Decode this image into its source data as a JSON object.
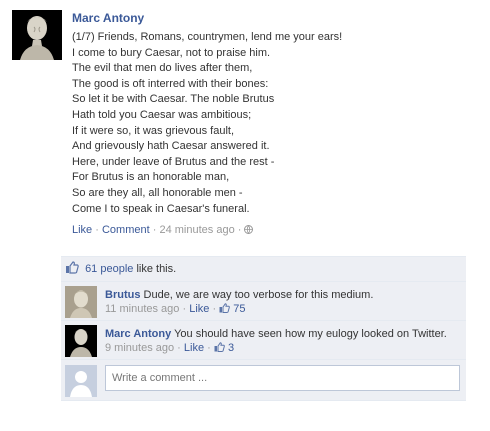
{
  "post": {
    "author": "Marc Antony",
    "lines": [
      "(1/7) Friends, Romans, countrymen, lend me your ears!",
      "I come to bury Caesar, not to praise him.",
      "The evil that men do lives after them,",
      "The good is oft interred with their bones:",
      "So let it be with Caesar. The noble Brutus",
      "Hath told you Caesar was ambitious;",
      "If it were so, it was grievous fault,",
      "And grievously hath Caesar answered it.",
      "Here, under leave of Brutus and the rest -",
      "For Brutus is an honorable man,",
      "So are they all, all honorable men -",
      "Come I to speak in Caesar's funeral."
    ],
    "like_link": "Like",
    "comment_link": "Comment",
    "timestamp": "24 minutes ago",
    "separator": "·"
  },
  "likes": {
    "people_link": "61 people",
    "suffix": " like this."
  },
  "comments": [
    {
      "author": "Brutus",
      "text": " Dude, we are way too verbose for this medium.",
      "timestamp": "11 minutes ago",
      "like_link": "Like",
      "like_count": "75"
    },
    {
      "author": "Marc Antony",
      "text": " You should have seen how my eulogy looked on Twitter.",
      "timestamp": "9 minutes ago",
      "like_link": "Like",
      "like_count": "3"
    }
  ],
  "write_comment": {
    "placeholder": "Write a comment ..."
  },
  "colors": {
    "link": "#3b5998",
    "feedback_bg": "#edeff4",
    "meta": "#999999"
  }
}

================================

- Exercise requirements:
Pictures stay out; repeat all the rest of the records exactly.

- Problem solution:
Decode this image into its source data as a JSON object.
{
  "post": {
    "author": "Marc Antony",
    "lines": [
      "(1/7) Friends, Romans, countrymen, lend me your ears!",
      "I come to bury Caesar, not to praise him.",
      "The evil that men do lives after them,",
      "The good is oft interred with their bones:",
      "So let it be with Caesar. The noble Brutus",
      "Hath told you Caesar was ambitious;",
      "If it were so, it was grievous fault,",
      "And grievously hath Caesar answered it.",
      "Here, under leave of Brutus and the rest -",
      "For Brutus is an honorable man,",
      "So are they all, all honorable men -",
      "Come I to speak in Caesar's funeral."
    ],
    "like_link": "Like",
    "comment_link": "Comment",
    "timestamp": "24 minutes ago",
    "separator": "·"
  },
  "likes": {
    "people_link": "61 people",
    "suffix": " like this."
  },
  "comments": [
    {
      "author": "Brutus",
      "text": " Dude, we are way too verbose for this medium.",
      "timestamp": "11 minutes ago",
      "like_link": "Like",
      "like_count": "75"
    },
    {
      "author": "Marc Antony",
      "text": " You should have seen how my eulogy looked on Twitter.",
      "timestamp": "9 minutes ago",
      "like_link": "Like",
      "like_count": "3"
    }
  ],
  "write_comment": {
    "placeholder": "Write a comment ..."
  },
  "colors": {
    "link": "#3b5998",
    "feedback_bg": "#edeff4",
    "meta": "#999999"
  }
}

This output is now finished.